Structured figure records

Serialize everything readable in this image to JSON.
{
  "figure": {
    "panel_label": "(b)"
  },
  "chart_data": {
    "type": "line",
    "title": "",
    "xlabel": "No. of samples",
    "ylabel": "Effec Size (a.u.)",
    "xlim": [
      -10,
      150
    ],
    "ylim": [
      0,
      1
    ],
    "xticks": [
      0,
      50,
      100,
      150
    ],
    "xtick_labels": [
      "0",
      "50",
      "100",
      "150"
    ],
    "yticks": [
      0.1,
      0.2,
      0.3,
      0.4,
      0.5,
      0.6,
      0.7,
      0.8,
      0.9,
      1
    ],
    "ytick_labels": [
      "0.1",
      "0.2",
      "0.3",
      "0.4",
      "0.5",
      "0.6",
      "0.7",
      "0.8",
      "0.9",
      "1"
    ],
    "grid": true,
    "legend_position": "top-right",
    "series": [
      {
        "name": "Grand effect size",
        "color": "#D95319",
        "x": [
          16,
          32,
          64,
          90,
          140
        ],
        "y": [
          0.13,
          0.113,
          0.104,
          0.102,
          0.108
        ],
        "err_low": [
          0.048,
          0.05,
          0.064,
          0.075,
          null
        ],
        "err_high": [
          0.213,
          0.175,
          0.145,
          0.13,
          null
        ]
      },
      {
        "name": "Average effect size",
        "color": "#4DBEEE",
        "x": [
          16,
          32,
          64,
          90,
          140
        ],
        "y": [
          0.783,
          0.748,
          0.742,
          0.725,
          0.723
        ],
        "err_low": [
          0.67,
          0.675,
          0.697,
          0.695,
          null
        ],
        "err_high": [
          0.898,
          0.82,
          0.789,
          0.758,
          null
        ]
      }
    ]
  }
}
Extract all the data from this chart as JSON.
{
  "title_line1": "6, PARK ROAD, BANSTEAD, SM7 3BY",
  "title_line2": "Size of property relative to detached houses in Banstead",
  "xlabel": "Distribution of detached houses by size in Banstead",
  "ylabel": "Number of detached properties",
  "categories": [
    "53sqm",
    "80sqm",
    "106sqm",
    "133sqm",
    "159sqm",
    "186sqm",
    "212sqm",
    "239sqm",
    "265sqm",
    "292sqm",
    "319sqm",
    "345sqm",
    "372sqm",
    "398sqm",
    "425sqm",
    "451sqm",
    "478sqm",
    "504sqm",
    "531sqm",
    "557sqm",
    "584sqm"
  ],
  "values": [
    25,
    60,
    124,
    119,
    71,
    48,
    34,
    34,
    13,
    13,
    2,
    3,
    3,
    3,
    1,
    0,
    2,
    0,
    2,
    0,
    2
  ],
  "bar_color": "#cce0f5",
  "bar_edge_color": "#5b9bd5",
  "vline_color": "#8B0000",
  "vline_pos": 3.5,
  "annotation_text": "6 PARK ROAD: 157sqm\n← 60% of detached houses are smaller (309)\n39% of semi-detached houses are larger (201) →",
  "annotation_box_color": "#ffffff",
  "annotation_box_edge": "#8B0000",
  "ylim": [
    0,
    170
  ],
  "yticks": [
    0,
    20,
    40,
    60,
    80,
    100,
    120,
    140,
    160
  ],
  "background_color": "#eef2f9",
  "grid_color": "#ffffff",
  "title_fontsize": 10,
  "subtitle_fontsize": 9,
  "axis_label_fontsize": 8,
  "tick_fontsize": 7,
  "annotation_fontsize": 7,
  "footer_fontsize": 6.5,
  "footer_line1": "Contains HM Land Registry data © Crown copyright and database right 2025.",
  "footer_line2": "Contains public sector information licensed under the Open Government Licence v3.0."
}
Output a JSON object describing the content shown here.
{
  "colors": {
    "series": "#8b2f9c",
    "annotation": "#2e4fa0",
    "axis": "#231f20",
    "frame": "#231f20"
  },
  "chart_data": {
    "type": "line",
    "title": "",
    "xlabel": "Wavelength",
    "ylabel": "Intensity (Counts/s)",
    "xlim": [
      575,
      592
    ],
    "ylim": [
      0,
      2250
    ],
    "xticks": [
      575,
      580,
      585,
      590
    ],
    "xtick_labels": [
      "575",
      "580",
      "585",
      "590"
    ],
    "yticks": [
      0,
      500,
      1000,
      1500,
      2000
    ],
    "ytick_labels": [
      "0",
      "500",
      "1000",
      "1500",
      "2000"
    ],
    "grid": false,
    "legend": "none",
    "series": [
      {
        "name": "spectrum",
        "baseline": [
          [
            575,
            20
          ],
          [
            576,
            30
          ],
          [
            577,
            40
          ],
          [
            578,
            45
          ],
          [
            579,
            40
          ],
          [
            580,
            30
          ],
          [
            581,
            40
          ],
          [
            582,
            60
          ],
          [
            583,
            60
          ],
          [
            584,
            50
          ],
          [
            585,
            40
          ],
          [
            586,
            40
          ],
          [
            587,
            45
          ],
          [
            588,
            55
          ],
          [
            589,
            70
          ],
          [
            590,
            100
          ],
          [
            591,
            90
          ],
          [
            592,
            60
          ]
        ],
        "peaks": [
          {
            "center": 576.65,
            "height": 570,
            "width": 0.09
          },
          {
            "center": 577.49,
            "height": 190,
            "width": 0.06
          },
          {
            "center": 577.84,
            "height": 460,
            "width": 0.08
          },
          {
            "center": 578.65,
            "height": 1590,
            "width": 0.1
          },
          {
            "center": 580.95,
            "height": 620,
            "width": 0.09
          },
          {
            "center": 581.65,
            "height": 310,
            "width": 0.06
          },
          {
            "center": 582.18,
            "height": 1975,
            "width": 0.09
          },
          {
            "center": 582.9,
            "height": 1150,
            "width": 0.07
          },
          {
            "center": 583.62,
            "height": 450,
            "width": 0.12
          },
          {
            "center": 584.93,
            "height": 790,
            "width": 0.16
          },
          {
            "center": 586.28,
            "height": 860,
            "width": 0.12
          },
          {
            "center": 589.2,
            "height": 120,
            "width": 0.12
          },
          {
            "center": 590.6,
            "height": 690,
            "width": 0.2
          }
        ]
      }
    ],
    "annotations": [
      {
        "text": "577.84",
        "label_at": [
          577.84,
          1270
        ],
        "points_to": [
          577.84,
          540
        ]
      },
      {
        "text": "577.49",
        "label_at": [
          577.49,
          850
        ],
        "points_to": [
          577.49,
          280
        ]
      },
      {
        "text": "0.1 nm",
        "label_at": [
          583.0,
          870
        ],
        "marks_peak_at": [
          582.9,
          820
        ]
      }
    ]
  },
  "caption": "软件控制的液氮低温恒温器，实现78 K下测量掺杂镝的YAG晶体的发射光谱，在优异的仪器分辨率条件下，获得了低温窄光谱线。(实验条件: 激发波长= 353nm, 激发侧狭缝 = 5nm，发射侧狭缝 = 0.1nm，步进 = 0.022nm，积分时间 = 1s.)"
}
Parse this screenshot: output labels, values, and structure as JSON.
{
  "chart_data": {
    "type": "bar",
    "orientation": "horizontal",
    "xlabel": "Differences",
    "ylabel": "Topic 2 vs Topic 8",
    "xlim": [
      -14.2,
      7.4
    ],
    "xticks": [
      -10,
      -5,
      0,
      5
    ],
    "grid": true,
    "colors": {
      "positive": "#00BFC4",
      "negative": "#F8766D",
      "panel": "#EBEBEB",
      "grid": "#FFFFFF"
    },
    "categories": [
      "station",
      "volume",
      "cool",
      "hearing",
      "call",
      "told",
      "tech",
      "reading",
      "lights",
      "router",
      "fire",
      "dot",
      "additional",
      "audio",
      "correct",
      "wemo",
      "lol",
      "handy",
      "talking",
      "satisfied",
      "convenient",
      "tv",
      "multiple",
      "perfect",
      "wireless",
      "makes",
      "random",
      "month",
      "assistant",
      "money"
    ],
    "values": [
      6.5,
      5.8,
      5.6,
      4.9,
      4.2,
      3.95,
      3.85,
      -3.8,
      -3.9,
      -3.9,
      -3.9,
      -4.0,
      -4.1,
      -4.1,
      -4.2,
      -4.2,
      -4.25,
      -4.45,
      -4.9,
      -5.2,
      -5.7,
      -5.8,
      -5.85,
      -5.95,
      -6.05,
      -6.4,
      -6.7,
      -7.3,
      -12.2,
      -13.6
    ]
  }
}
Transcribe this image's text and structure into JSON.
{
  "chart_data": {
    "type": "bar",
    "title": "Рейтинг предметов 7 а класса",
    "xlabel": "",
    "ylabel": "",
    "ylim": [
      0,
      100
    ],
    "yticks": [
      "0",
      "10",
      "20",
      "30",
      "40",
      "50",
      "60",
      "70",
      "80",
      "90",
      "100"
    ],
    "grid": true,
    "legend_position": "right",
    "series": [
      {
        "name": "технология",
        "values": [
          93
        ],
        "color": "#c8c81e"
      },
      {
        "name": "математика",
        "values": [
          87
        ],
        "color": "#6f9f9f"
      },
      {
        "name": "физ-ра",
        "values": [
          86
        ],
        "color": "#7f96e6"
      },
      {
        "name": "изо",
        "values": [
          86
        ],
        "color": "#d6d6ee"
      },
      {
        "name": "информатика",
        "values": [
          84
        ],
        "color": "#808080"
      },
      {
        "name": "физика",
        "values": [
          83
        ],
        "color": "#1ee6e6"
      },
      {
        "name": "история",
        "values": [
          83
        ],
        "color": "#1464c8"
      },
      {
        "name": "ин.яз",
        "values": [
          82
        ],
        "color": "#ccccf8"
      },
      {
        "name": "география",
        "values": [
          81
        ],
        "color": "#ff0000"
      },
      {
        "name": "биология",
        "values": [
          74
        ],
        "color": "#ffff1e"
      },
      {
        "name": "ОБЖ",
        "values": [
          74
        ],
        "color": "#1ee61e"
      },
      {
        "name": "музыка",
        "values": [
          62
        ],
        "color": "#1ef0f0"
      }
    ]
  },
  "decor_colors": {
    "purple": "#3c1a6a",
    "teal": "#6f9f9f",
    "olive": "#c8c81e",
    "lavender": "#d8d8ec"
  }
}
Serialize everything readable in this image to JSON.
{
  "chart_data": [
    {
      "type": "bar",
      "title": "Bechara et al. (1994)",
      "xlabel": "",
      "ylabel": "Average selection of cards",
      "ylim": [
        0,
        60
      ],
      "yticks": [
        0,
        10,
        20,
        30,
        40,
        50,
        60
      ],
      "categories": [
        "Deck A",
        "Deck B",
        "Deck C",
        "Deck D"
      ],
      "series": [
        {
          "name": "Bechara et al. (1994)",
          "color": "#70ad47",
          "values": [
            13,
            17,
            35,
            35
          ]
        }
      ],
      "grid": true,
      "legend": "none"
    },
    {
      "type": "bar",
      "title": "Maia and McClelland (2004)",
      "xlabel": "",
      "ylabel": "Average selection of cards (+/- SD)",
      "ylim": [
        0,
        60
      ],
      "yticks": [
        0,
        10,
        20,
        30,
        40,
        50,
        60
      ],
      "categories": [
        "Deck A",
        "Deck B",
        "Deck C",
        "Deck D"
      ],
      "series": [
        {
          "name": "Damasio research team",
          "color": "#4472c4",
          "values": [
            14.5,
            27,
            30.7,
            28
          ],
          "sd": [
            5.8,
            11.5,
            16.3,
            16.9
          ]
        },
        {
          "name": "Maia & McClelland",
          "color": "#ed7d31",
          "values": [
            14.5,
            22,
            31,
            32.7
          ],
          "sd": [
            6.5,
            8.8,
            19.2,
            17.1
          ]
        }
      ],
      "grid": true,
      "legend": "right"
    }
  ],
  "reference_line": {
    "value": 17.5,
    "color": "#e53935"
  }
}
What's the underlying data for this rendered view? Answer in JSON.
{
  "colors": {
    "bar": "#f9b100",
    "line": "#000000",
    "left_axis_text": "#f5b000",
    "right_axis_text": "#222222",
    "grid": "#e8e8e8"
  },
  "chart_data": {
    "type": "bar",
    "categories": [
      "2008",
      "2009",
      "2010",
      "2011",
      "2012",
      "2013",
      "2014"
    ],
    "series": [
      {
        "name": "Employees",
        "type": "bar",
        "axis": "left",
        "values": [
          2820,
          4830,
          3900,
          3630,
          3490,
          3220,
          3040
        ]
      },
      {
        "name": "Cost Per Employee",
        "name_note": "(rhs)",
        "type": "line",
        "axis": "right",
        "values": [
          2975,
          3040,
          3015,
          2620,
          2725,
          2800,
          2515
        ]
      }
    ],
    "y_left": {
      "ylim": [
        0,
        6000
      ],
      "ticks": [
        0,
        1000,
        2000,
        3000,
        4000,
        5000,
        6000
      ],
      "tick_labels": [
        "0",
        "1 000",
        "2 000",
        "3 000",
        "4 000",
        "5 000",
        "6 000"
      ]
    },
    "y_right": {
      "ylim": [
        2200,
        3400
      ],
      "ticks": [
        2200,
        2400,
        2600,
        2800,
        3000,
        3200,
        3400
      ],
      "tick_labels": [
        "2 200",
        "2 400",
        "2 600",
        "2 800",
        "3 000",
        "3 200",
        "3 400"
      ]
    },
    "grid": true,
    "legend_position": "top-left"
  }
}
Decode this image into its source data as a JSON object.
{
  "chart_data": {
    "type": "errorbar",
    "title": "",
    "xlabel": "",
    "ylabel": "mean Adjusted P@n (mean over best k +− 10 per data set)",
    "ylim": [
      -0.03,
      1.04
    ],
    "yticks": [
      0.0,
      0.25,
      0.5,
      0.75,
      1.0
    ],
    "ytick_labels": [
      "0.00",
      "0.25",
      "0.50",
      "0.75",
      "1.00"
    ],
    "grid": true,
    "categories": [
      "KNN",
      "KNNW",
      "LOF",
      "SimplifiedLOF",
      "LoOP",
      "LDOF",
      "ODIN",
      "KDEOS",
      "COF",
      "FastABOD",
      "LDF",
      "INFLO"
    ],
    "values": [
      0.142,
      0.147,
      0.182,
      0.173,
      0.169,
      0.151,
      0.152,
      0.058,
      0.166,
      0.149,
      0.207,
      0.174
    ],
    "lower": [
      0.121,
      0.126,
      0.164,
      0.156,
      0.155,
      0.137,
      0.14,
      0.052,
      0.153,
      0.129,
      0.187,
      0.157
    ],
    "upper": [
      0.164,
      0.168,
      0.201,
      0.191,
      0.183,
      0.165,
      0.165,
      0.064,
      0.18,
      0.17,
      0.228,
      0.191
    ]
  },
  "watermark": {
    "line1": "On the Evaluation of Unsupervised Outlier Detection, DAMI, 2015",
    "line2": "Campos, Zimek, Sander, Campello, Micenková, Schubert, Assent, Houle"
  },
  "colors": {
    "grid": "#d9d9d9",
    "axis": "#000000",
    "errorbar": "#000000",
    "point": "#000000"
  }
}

• **GIVEN INSTRUCTION**
Which lines contain "xlabel"? Copy each of them.

• **SOLUTION**
    "xlabel": "No. of samples",
  "xlabel": "Distribution of detached houses by size in Banstead",
    "xlabel": "Wavelength",
    "xlabel": "Differences",
    "xlabel": "",
      "xlabel": "",
      "xlabel": "",
    "xlabel": "",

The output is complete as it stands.